- **YOUR GOAL**: Provide the data again in its entirety, exactly as given.

[Data listing]

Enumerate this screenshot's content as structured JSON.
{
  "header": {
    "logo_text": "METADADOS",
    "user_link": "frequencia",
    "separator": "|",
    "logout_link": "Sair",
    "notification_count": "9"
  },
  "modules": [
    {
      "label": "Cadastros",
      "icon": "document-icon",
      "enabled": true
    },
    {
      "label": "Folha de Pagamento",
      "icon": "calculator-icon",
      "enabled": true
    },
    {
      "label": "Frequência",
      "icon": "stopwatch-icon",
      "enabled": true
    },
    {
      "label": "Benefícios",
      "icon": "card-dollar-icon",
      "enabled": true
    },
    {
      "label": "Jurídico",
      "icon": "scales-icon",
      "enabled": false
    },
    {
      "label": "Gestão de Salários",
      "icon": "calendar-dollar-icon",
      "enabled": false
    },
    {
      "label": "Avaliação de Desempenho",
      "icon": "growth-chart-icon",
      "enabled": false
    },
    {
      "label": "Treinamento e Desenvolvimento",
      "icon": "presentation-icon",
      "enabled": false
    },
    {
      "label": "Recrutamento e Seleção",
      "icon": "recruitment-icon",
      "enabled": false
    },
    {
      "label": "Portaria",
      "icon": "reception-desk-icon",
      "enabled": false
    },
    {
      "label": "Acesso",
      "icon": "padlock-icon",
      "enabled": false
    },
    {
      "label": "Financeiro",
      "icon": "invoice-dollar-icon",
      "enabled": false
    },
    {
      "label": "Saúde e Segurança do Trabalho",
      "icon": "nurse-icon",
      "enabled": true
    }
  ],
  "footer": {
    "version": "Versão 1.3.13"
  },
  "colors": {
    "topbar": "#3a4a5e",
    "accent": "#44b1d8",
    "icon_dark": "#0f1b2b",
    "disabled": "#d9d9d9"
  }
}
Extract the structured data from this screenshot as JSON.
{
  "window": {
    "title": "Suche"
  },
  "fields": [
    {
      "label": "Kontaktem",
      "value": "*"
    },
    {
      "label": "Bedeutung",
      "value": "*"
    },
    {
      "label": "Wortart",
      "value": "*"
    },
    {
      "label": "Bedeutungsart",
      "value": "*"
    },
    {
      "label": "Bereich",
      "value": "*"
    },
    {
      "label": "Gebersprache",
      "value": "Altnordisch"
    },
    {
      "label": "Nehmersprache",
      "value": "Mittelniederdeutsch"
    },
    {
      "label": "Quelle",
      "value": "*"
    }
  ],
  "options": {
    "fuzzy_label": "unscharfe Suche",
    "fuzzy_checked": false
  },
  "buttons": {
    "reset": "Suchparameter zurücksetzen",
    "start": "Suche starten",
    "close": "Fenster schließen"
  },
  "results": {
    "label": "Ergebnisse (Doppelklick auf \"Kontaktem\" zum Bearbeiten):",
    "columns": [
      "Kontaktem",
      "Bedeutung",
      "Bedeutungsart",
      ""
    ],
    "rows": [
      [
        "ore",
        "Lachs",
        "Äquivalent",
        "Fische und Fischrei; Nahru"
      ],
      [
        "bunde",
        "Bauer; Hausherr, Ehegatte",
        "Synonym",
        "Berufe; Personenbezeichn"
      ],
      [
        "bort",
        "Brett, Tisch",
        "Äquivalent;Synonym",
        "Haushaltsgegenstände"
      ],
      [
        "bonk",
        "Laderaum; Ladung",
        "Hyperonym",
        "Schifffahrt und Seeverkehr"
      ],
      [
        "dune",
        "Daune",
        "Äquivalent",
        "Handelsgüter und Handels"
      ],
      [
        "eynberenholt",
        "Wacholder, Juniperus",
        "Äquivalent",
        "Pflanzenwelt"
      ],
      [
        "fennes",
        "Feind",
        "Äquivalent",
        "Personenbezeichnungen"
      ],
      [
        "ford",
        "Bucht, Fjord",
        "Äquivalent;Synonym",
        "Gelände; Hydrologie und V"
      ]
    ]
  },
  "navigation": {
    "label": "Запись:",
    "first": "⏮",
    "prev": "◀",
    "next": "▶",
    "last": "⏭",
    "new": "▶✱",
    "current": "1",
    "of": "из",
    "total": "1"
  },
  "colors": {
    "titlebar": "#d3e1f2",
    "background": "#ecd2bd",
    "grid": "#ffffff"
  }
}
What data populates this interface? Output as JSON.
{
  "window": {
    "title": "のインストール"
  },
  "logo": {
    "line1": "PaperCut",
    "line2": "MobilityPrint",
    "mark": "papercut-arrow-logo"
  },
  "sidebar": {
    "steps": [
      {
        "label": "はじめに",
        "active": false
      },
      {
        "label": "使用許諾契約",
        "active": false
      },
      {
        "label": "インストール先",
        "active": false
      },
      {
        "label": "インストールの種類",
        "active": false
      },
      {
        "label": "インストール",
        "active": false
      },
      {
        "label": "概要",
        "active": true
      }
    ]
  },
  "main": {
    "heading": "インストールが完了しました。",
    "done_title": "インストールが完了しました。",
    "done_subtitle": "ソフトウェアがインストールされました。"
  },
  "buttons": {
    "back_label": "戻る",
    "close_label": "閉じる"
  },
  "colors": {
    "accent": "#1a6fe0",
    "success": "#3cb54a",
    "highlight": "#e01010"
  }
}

- **RESULT BELOW**:
Enumerate this screenshot's content as structured JSON.
{
  "header": {
    "logo_text": "METADADOS",
    "user_link": "frequencia",
    "separator": "|",
    "logout_link": "Sair",
    "notification_count": "9"
  },
  "modules": [
    {
      "label": "Cadastros",
      "icon": "document-icon",
      "enabled": true
    },
    {
      "label": "Folha de Pagamento",
      "icon": "calculator-icon",
      "enabled": true
    },
    {
      "label": "Frequência",
      "icon": "stopwatch-icon",
      "enabled": true
    },
    {
      "label": "Benefícios",
      "icon": "card-dollar-icon",
      "enabled": true
    },
    {
      "label": "Jurídico",
      "icon": "scales-icon",
      "enabled": false
    },
    {
      "label": "Gestão de Salários",
      "icon": "calendar-dollar-icon",
      "enabled": false
    },
    {
      "label": "Avaliação de Desempenho",
      "icon": "growth-chart-icon",
      "enabled": false
    },
    {
      "label": "Treinamento e Desenvolvimento",
      "icon": "presentation-icon",
      "enabled": false
    },
    {
      "label": "Recrutamento e Seleção",
      "icon": "recruitment-icon",
      "enabled": false
    },
    {
      "label": "Portaria",
      "icon": "reception-desk-icon",
      "enabled": false
    },
    {
      "label": "Acesso",
      "icon": "padlock-icon",
      "enabled": false
    },
    {
      "label": "Financeiro",
      "icon": "invoice-dollar-icon",
      "enabled": false
    },
    {
      "label": "Saúde e Segurança do Trabalho",
      "icon": "nurse-icon",
      "enabled": true
    }
  ],
  "footer": {
    "version": "Versão 1.3.13"
  },
  "colors": {
    "topbar": "#3a4a5e",
    "accent": "#44b1d8",
    "icon_dark": "#0f1b2b",
    "disabled": "#d9d9d9"
  }
}
Extract the structured data from this screenshot as JSON.
{
  "window": {
    "title": "Suche"
  },
  "fields": [
    {
      "label": "Kontaktem",
      "value": "*"
    },
    {
      "label": "Bedeutung",
      "value": "*"
    },
    {
      "label": "Wortart",
      "value": "*"
    },
    {
      "label": "Bedeutungsart",
      "value": "*"
    },
    {
      "label": "Bereich",
      "value": "*"
    },
    {
      "label": "Gebersprache",
      "value": "Altnordisch"
    },
    {
      "label": "Nehmersprache",
      "value": "Mittelniederdeutsch"
    },
    {
      "label": "Quelle",
      "value": "*"
    }
  ],
  "options": {
    "fuzzy_label": "unscharfe Suche",
    "fuzzy_checked": false
  },
  "buttons": {
    "reset": "Suchparameter zurücksetzen",
    "start": "Suche starten",
    "close": "Fenster schließen"
  },
  "results": {
    "label": "Ergebnisse (Doppelklick auf \"Kontaktem\" zum Bearbeiten):",
    "columns": [
      "Kontaktem",
      "Bedeutung",
      "Bedeutungsart",
      ""
    ],
    "rows": [
      [
        "ore",
        "Lachs",
        "Äquivalent",
        "Fische und Fischrei; Nahru"
      ],
      [
        "bunde",
        "Bauer; Hausherr, Ehegatte",
        "Synonym",
        "Berufe; Personenbezeichn"
      ],
      [
        "bort",
        "Brett, Tisch",
        "Äquivalent;Synonym",
        "Haushaltsgegenstände"
      ],
      [
        "bonk",
        "Laderaum; Ladung",
        "Hyperonym",
        "Schifffahrt und Seeverkehr"
      ],
      [
        "dune",
        "Daune",
        "Äquivalent",
        "Handelsgüter und Handels"
      ],
      [
        "eynberenholt",
        "Wacholder, Juniperus",
        "Äquivalent",
        "Pflanzenwelt"
      ],
      [
        "fennes",
        "Feind",
        "Äquivalent",
        "Personenbezeichnungen"
      ],
      [
        "ford",
        "Bucht, Fjord",
        "Äquivalent;Synonym",
        "Gelände; Hydrologie und V"
      ]
    ]
  },
  "navigation": {
    "label": "Запись:",
    "first": "⏮",
    "prev": "◀",
    "next": "▶",
    "last": "⏭",
    "new": "▶✱",
    "current": "1",
    "of": "из",
    "total": "1"
  },
  "colors": {
    "titlebar": "#d3e1f2",
    "background": "#ecd2bd",
    "grid": "#ffffff"
  }
}
What data populates this interface? Output as JSON.
{
  "window": {
    "title": "のインストール"
  },
  "logo": {
    "line1": "PaperCut",
    "line2": "MobilityPrint",
    "mark": "papercut-arrow-logo"
  },
  "sidebar": {
    "steps": [
      {
        "label": "はじめに",
        "active": false
      },
      {
        "label": "使用許諾契約",
        "active": false
      },
      {
        "label": "インストール先",
        "active": false
      },
      {
        "label": "インストールの種類",
        "active": false
      },
      {
        "label": "インストール",
        "active": false
      },
      {
        "label": "概要",
        "active": true
      }
    ]
  },
  "main": {
    "heading": "インストールが完了しました。",
    "done_title": "インストールが完了しました。",
    "done_subtitle": "ソフトウェアがインストールされました。"
  },
  "buttons": {
    "back_label": "戻る",
    "close_label": "閉じる"
  },
  "colors": {
    "accent": "#1a6fe0",
    "success": "#3cb54a",
    "highlight": "#e01010"
  }
}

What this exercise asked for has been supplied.